» **Job**: Find every line in the records below that contains the word "Salvadorans", and copy each such line.

** Start of Dataset records **

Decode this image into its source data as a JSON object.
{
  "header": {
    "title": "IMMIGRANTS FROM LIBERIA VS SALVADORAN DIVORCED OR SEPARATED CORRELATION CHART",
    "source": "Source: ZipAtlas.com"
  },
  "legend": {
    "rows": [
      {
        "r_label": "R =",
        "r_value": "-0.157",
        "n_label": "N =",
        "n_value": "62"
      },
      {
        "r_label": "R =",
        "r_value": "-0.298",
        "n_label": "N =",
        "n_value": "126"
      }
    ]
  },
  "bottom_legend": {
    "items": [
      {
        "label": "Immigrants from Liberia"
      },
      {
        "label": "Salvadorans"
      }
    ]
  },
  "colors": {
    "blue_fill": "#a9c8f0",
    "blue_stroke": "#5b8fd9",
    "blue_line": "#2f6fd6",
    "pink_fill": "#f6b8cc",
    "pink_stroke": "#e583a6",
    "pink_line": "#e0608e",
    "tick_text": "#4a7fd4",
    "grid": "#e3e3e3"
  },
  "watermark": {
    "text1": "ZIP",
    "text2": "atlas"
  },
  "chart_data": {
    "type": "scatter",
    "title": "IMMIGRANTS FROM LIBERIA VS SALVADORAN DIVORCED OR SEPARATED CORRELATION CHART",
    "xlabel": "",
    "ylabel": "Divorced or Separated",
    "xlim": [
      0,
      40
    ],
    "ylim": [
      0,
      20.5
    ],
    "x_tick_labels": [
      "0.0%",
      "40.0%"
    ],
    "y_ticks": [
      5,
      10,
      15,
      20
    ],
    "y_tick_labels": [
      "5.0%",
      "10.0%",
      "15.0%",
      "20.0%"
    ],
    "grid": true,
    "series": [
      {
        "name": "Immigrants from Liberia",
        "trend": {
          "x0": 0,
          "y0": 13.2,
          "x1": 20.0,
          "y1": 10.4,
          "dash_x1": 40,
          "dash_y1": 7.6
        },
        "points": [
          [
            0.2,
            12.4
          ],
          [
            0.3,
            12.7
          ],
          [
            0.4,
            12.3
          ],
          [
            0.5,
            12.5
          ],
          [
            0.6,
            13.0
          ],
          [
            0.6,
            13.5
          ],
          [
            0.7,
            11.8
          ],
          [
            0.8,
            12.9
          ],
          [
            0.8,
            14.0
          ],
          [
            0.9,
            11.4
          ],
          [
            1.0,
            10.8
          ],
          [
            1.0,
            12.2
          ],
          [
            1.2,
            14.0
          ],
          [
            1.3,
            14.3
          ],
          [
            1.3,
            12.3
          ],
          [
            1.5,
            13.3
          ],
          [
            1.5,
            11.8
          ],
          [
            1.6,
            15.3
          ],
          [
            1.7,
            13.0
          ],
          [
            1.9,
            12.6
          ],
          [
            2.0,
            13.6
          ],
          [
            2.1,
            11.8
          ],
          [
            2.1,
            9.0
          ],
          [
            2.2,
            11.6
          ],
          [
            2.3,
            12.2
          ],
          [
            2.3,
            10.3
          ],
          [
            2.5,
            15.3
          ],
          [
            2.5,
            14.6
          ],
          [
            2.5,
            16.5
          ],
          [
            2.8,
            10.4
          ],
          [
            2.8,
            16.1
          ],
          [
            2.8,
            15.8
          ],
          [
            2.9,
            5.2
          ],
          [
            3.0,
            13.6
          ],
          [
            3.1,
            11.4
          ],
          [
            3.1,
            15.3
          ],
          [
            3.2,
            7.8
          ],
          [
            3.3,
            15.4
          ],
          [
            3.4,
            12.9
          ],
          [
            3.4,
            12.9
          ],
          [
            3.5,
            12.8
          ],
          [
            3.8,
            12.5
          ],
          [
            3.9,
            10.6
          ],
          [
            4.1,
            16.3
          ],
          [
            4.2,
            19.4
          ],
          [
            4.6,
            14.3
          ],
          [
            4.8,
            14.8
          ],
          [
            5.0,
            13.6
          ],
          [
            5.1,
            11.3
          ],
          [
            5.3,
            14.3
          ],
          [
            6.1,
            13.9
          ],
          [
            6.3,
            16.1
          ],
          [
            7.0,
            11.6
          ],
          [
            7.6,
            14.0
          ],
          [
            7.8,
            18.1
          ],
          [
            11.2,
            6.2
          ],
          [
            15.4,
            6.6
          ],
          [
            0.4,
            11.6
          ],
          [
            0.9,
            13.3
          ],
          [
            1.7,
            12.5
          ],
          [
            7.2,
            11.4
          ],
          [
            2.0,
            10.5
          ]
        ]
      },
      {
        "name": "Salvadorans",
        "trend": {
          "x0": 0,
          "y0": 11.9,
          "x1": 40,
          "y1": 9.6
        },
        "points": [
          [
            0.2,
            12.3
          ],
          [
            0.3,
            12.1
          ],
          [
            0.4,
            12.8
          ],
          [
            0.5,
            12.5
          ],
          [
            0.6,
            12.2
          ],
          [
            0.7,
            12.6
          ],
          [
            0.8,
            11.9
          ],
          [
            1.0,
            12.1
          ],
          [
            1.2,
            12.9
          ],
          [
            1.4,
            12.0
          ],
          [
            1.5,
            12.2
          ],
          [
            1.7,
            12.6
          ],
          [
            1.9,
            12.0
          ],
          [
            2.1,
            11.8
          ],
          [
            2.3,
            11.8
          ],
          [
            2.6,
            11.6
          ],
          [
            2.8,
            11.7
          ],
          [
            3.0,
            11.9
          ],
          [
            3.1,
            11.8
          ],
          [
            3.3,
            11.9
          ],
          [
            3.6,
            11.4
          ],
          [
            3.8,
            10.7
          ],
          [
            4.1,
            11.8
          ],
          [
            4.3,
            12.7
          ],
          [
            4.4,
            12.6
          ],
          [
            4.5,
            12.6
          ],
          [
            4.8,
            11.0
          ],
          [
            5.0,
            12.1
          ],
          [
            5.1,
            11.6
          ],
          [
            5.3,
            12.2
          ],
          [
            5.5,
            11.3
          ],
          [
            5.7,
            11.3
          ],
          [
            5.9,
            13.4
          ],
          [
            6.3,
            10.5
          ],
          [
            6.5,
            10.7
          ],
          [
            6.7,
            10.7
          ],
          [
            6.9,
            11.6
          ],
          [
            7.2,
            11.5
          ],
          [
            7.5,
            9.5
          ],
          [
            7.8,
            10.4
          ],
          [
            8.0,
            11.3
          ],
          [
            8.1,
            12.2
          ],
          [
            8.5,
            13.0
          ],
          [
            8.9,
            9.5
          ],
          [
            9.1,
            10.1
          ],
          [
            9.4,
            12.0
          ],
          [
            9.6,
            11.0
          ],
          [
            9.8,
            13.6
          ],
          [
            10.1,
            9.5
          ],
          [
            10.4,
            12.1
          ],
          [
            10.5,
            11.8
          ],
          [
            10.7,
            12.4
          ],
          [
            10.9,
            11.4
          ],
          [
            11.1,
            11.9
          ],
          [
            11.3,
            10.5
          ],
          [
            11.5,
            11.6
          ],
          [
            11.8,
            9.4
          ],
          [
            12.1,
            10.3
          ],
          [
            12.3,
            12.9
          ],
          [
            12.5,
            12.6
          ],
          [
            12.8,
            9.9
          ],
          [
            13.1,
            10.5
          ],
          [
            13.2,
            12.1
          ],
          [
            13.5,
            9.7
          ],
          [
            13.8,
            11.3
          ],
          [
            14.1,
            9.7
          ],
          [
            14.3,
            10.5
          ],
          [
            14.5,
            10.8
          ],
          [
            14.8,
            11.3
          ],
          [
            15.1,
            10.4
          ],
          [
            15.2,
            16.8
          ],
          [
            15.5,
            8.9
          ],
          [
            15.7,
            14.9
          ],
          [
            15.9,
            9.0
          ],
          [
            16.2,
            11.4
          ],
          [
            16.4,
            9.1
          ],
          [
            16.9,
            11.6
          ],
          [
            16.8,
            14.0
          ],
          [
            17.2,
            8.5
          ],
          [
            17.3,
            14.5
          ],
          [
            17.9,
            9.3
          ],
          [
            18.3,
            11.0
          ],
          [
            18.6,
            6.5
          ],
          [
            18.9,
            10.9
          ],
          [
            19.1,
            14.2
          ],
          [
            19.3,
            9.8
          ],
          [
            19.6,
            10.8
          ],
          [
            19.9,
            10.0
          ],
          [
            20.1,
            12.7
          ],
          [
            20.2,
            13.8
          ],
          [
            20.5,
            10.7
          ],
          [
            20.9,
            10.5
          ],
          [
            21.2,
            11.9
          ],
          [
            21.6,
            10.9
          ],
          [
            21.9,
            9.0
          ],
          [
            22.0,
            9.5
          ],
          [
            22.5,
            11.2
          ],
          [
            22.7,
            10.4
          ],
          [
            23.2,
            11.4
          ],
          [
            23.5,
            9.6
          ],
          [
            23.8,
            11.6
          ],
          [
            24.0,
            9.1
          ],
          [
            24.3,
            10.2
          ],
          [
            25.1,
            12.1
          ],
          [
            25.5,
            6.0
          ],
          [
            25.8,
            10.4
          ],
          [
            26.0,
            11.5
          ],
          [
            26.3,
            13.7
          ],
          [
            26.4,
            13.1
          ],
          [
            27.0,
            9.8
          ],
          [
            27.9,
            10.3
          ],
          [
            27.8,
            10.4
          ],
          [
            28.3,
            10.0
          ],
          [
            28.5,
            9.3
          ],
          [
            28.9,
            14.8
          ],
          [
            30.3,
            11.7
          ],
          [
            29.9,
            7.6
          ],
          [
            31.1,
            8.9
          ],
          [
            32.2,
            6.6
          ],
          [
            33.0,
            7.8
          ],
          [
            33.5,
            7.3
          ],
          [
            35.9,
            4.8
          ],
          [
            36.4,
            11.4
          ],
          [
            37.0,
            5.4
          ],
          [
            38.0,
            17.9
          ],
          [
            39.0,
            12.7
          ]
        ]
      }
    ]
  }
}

** End of Dataset records **

» **Result**:
        "label": "Salvadorans"
        "name": "Salvadorans",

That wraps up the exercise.